### Recorded information

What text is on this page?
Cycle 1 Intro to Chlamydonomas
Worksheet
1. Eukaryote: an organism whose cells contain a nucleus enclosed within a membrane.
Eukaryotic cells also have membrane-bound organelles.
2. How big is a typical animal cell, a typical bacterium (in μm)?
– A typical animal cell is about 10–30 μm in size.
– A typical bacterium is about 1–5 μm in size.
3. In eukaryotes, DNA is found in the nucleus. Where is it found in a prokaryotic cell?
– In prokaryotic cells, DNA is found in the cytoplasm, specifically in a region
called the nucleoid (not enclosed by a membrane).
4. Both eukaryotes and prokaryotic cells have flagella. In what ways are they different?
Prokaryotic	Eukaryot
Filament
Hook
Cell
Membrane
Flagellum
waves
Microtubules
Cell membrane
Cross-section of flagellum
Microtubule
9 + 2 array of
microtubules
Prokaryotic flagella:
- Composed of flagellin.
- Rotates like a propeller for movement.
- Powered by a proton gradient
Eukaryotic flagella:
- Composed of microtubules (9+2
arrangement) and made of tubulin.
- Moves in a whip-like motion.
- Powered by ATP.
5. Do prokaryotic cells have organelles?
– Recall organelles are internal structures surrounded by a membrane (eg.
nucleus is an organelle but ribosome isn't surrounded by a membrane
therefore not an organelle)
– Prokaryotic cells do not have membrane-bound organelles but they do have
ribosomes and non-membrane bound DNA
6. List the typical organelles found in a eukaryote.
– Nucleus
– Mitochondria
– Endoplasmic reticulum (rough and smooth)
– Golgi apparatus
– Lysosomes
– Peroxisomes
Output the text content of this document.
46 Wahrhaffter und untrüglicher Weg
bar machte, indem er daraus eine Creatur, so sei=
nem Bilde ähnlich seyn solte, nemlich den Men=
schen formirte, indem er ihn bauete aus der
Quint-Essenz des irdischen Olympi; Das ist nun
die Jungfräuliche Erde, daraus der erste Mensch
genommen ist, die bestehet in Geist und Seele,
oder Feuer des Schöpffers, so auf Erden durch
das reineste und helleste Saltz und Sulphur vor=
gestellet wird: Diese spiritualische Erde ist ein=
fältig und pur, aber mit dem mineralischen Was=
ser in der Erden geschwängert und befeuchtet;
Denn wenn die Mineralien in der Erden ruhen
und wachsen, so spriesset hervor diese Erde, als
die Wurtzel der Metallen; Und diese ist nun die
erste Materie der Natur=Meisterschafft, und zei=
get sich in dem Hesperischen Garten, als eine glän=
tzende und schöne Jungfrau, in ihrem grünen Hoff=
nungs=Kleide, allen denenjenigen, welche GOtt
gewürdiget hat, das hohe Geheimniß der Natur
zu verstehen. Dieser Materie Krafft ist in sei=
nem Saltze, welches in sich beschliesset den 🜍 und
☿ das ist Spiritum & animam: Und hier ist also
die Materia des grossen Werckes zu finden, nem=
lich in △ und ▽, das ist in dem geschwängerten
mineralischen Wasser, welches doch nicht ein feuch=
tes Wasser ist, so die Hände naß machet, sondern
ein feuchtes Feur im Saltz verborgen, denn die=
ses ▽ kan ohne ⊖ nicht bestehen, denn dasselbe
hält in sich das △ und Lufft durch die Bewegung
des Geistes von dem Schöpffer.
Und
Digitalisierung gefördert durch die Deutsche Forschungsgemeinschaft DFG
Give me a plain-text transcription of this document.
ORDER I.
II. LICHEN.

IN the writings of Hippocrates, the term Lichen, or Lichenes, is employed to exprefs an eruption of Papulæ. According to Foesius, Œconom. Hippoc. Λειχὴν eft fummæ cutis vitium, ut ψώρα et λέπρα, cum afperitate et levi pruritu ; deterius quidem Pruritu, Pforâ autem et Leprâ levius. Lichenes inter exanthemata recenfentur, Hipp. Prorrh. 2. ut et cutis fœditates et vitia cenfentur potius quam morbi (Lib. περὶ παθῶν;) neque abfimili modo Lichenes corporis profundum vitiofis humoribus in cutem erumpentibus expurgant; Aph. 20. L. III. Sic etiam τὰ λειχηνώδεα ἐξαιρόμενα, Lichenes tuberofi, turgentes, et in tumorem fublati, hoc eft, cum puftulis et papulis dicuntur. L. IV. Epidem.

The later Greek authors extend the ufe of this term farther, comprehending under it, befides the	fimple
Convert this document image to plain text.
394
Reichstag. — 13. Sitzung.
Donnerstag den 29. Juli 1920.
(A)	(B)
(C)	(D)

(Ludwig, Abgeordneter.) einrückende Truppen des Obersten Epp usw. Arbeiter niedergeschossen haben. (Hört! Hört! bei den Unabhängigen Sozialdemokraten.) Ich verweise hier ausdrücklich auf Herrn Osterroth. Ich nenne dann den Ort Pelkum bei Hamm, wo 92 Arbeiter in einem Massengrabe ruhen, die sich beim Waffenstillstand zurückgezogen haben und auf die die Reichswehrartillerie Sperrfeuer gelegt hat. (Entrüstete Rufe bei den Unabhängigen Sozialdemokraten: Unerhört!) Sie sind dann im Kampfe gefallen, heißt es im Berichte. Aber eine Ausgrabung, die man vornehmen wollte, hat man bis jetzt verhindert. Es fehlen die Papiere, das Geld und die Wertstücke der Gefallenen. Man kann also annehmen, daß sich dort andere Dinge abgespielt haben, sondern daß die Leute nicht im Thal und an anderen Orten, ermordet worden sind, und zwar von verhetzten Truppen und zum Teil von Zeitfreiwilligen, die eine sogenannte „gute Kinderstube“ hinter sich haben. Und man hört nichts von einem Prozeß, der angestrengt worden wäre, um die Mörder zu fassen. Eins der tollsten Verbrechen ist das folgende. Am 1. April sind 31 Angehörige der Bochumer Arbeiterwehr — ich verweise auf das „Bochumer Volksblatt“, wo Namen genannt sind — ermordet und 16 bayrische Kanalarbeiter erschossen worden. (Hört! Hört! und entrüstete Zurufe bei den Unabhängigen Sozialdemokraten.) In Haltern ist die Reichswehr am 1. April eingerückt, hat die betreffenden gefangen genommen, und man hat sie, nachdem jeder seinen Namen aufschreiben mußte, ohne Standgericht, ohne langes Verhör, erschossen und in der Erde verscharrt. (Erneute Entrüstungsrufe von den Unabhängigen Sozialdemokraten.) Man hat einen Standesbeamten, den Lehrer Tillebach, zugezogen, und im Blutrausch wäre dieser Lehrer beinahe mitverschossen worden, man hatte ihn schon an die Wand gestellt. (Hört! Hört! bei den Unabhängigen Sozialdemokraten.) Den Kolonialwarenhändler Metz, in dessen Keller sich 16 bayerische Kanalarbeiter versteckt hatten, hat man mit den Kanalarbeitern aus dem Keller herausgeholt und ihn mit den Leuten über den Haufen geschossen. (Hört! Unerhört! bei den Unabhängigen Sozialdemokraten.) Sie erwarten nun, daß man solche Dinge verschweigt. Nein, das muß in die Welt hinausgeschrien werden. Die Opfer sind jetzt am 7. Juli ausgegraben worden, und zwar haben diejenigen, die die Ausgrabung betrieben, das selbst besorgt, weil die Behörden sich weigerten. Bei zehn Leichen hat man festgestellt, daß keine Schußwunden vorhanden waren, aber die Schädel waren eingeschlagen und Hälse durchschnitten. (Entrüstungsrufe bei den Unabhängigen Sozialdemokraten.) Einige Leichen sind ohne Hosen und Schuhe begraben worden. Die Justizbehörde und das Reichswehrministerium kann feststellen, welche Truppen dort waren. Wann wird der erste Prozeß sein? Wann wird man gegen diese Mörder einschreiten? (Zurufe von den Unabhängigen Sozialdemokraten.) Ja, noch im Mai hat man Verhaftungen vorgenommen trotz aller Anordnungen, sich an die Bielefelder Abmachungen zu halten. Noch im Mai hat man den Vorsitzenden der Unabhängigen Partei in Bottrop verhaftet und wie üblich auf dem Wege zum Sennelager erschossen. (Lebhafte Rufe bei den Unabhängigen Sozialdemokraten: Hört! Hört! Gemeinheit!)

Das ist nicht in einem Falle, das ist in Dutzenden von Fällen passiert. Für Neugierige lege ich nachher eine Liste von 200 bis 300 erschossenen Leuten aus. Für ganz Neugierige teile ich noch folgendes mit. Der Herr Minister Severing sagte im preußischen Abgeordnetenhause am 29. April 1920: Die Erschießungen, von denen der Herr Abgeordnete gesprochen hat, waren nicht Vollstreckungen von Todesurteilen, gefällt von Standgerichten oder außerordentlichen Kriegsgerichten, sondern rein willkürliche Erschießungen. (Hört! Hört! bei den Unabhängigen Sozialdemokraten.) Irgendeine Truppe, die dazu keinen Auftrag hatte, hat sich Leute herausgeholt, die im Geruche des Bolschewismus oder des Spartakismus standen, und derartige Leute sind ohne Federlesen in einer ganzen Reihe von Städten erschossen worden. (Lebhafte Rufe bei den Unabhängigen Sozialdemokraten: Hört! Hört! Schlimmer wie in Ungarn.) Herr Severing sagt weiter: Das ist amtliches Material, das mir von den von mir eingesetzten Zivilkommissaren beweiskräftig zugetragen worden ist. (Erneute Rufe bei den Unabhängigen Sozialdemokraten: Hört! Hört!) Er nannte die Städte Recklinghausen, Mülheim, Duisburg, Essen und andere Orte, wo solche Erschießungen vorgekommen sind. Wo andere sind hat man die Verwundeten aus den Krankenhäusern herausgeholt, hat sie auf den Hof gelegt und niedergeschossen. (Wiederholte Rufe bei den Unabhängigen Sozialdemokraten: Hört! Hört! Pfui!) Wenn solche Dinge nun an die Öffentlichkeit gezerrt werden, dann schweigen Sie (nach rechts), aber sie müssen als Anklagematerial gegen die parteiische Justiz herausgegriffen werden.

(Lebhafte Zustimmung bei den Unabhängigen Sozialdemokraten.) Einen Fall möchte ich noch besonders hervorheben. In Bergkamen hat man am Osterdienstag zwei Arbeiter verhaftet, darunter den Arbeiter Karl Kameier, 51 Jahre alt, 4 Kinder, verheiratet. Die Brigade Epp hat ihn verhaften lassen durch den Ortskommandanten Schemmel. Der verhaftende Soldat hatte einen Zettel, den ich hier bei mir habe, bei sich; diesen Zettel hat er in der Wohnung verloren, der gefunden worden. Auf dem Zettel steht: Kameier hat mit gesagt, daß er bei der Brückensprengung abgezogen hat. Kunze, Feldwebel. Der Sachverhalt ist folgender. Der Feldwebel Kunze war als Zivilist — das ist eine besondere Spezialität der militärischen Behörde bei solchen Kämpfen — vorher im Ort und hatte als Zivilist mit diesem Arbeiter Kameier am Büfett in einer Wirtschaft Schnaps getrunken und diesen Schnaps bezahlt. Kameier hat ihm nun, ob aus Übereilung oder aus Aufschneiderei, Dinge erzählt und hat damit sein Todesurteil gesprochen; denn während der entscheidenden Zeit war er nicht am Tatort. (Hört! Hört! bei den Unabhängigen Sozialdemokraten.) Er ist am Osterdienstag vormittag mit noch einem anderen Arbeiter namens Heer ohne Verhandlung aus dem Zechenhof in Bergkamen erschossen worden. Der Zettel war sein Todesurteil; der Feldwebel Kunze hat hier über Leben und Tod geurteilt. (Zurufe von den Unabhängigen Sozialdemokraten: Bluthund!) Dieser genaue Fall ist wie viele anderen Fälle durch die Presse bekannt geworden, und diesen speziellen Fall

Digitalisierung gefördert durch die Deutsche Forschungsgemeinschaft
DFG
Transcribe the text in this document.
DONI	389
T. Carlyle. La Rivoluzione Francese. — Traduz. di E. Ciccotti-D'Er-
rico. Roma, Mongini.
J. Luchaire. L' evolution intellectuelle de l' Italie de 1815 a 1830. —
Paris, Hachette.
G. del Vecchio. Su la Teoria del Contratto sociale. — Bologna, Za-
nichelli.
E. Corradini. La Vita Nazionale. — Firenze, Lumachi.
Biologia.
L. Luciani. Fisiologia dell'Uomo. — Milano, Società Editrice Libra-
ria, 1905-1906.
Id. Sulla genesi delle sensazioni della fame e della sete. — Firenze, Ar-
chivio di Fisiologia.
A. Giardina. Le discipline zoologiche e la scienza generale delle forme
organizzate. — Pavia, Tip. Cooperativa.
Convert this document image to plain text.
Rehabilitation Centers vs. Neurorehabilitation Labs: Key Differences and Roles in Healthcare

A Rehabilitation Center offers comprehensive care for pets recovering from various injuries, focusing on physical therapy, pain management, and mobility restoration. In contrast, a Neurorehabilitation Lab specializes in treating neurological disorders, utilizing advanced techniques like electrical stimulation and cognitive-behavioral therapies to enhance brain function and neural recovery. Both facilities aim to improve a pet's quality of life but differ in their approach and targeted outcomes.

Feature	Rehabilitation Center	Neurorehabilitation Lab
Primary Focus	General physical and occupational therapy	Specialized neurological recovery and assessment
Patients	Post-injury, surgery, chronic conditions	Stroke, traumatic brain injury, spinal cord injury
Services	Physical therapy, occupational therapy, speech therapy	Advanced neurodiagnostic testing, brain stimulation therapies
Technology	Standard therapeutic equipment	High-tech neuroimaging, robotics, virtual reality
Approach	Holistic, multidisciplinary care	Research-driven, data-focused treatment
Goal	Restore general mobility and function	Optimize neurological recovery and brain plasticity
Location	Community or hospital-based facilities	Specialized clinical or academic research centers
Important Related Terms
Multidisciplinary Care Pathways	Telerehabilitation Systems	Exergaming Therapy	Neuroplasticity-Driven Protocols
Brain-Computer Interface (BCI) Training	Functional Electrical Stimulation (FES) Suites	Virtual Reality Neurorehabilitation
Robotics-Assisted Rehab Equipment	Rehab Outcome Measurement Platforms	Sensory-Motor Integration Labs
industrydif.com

### Work required
A line counts if it holds the word "Powered". How many lines of the entries count? Give the number only.

### Exercise output
2